- _Aim_:
Where does the string "myös" appear in the records? Copy every line that contains it.

+===+

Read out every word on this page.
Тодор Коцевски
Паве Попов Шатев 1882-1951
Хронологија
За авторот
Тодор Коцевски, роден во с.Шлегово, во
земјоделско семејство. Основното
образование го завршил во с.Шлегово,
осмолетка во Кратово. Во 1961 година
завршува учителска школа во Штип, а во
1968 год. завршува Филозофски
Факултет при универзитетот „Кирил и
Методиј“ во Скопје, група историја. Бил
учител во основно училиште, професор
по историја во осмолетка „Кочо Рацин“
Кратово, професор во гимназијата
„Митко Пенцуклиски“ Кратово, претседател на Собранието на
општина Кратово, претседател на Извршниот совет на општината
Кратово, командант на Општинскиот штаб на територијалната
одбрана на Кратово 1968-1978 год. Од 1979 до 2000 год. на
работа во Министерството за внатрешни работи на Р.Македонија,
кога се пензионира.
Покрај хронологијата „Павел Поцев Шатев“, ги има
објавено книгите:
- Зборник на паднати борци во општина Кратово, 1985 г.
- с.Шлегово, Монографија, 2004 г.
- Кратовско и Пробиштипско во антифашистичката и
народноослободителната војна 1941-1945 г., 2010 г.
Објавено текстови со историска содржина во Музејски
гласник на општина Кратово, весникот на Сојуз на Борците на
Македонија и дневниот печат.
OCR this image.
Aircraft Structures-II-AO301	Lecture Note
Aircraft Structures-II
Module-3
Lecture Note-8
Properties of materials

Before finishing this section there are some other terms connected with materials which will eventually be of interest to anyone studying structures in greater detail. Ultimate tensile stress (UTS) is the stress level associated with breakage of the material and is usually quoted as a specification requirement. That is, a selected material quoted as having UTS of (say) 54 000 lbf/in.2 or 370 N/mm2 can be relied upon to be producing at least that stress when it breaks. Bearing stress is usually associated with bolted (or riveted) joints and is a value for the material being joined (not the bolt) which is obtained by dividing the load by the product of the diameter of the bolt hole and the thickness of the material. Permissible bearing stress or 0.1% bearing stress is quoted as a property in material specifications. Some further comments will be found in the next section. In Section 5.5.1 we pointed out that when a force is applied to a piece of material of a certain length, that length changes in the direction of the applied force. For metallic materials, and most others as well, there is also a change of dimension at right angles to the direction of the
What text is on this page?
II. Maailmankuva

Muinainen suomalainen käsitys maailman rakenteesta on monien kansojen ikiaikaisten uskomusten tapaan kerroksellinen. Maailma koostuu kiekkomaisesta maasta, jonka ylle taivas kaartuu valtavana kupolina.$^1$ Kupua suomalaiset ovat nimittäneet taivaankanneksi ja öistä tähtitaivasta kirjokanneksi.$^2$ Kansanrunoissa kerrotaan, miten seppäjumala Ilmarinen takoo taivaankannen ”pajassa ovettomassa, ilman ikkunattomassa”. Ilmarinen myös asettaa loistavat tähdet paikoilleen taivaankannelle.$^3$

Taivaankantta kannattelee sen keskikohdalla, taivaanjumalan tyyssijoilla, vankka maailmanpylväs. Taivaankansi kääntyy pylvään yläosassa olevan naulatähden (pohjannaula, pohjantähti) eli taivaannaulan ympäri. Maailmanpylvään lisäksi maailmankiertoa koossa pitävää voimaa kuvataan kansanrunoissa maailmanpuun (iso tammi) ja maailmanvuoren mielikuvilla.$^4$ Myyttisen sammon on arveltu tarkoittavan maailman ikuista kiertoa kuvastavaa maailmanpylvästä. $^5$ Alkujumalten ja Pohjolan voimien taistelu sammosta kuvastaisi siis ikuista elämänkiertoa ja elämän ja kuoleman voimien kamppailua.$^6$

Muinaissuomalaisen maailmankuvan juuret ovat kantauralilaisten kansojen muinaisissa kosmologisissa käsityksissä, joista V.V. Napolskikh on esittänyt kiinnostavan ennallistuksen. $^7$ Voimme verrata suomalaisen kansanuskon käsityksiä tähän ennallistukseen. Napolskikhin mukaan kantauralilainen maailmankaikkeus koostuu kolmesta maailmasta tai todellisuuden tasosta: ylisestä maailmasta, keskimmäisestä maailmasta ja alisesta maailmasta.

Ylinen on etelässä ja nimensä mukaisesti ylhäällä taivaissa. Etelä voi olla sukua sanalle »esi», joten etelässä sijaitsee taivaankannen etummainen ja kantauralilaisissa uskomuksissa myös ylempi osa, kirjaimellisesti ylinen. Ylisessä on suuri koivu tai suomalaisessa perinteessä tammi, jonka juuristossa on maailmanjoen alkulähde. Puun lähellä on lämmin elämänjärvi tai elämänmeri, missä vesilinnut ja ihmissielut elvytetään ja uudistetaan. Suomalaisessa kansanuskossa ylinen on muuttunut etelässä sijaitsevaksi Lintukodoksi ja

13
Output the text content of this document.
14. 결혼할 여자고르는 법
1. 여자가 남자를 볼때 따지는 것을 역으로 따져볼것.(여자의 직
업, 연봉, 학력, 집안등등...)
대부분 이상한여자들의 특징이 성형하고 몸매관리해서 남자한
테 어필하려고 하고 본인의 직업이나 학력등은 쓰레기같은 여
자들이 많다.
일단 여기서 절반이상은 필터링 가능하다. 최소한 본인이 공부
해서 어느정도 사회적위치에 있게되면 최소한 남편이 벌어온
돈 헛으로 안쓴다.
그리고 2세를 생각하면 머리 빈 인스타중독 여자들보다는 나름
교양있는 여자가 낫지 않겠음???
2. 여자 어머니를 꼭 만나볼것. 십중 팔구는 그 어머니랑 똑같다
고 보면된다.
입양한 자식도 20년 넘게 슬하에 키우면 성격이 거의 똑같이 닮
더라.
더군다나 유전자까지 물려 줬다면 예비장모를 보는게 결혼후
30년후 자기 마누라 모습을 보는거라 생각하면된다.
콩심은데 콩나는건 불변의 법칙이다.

+===+

- _Solution to this task_:
Muinainen suomalainen käsitys maailman rakenteesta on monien kansojen ikiaikaisten uskomusten tapaan kerroksellinen. Maailma koostuu kiekkomaisesta maasta, jonka ylle taivas kaartuu valtavana kupolina.$^1$ Kupua suomalaiset ovat nimittäneet taivaankanneksi ja öistä tähtitaivasta kirjokanneksi.$^2$ Kansanrunoissa kerrotaan, miten seppäjumala Ilmarinen takoo taivaankannen ”pajassa ovettomassa, ilman ikkunattomassa”. Ilmarinen myös asettaa loistavat tähdet paikoilleen taivaankannelle.$^3$
Ylinen on etelässä ja nimensä mukaisesti ylhäällä taivaissa. Etelä voi olla sukua sanalle »esi», joten etelässä sijaitsee taivaankannen etummainen ja kantauralilaisissa uskomuksissa myös ylempi osa, kirjaimellisesti ylinen. Ylisessä on suuri koivu tai suomalaisessa perinteessä tammi, jonka juuristossa on maailmanjoen alkulähde. Puun lähellä on lämmin elämänjärvi tai elämänmeri, missä vesilinnut ja ihmissielut elvytetään ja uudistetaan. Suomalaisessa kansanuskossa ylinen on muuttunut etelässä sijaitsevaksi Lintukodoksi ja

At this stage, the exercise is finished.